(MATERIAL SHOWN):
START

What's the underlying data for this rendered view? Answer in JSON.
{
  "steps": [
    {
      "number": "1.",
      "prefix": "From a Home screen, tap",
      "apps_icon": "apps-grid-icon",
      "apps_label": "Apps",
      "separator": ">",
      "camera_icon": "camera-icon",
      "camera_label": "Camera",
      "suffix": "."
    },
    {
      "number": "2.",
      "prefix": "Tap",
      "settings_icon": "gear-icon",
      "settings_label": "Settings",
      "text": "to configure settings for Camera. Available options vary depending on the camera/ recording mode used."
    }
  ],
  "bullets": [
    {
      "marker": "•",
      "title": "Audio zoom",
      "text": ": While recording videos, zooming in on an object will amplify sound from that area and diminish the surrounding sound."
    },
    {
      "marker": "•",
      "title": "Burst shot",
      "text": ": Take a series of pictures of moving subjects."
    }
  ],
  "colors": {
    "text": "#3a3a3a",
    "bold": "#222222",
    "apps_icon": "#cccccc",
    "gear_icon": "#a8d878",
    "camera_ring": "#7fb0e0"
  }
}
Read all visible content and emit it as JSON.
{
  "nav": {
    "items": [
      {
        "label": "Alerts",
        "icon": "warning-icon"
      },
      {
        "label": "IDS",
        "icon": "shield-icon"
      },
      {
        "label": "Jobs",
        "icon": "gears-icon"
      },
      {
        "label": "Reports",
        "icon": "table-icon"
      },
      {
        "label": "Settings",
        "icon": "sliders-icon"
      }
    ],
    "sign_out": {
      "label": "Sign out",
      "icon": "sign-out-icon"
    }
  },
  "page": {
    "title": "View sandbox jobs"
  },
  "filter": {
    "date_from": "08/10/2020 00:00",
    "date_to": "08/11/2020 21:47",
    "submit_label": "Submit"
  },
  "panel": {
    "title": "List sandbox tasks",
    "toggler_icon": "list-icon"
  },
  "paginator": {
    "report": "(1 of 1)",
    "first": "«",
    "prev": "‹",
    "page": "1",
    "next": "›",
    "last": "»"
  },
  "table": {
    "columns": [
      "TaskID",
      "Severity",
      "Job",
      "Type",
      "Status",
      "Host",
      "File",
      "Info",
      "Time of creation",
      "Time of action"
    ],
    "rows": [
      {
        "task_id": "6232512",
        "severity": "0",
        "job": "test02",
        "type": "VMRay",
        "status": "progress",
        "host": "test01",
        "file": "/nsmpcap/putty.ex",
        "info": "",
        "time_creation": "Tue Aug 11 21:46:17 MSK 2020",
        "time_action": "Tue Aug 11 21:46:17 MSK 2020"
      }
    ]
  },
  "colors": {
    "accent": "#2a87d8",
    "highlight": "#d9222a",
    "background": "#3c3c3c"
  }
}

END

(WHAT TO DO): Copy the material above back out, exactly as written.

(WRITTEN ANSWER):
What's the underlying data for this rendered view? Answer in JSON.
{
  "steps": [
    {
      "number": "1.",
      "prefix": "From a Home screen, tap",
      "apps_icon": "apps-grid-icon",
      "apps_label": "Apps",
      "separator": ">",
      "camera_icon": "camera-icon",
      "camera_label": "Camera",
      "suffix": "."
    },
    {
      "number": "2.",
      "prefix": "Tap",
      "settings_icon": "gear-icon",
      "settings_label": "Settings",
      "text": "to configure settings for Camera. Available options vary depending on the camera/ recording mode used."
    }
  ],
  "bullets": [
    {
      "marker": "•",
      "title": "Audio zoom",
      "text": ": While recording videos, zooming in on an object will amplify sound from that area and diminish the surrounding sound."
    },
    {
      "marker": "•",
      "title": "Burst shot",
      "text": ": Take a series of pictures of moving subjects."
    }
  ],
  "colors": {
    "text": "#3a3a3a",
    "bold": "#222222",
    "apps_icon": "#cccccc",
    "gear_icon": "#a8d878",
    "camera_ring": "#7fb0e0"
  }
}
Read all visible content and emit it as JSON.
{
  "nav": {
    "items": [
      {
        "label": "Alerts",
        "icon": "warning-icon"
      },
      {
        "label": "IDS",
        "icon": "shield-icon"
      },
      {
        "label": "Jobs",
        "icon": "gears-icon"
      },
      {
        "label": "Reports",
        "icon": "table-icon"
      },
      {
        "label": "Settings",
        "icon": "sliders-icon"
      }
    ],
    "sign_out": {
      "label": "Sign out",
      "icon": "sign-out-icon"
    }
  },
  "page": {
    "title": "View sandbox jobs"
  },
  "filter": {
    "date_from": "08/10/2020 00:00",
    "date_to": "08/11/2020 21:47",
    "submit_label": "Submit"
  },
  "panel": {
    "title": "List sandbox tasks",
    "toggler_icon": "list-icon"
  },
  "paginator": {
    "report": "(1 of 1)",
    "first": "«",
    "prev": "‹",
    "page": "1",
    "next": "›",
    "last": "»"
  },
  "table": {
    "columns": [
      "TaskID",
      "Severity",
      "Job",
      "Type",
      "Status",
      "Host",
      "File",
      "Info",
      "Time of creation",
      "Time of action"
    ],
    "rows": [
      {
        "task_id": "6232512",
        "severity": "0",
        "job": "test02",
        "type": "VMRay",
        "status": "progress",
        "host": "test01",
        "file": "/nsmpcap/putty.ex",
        "info": "",
        "time_creation": "Tue Aug 11 21:46:17 MSK 2020",
        "time_action": "Tue Aug 11 21:46:17 MSK 2020"
      }
    ]
  },
  "colors": {
    "accent": "#2a87d8",
    "highlight": "#d9222a",
    "background": "#3c3c3c"
  }
}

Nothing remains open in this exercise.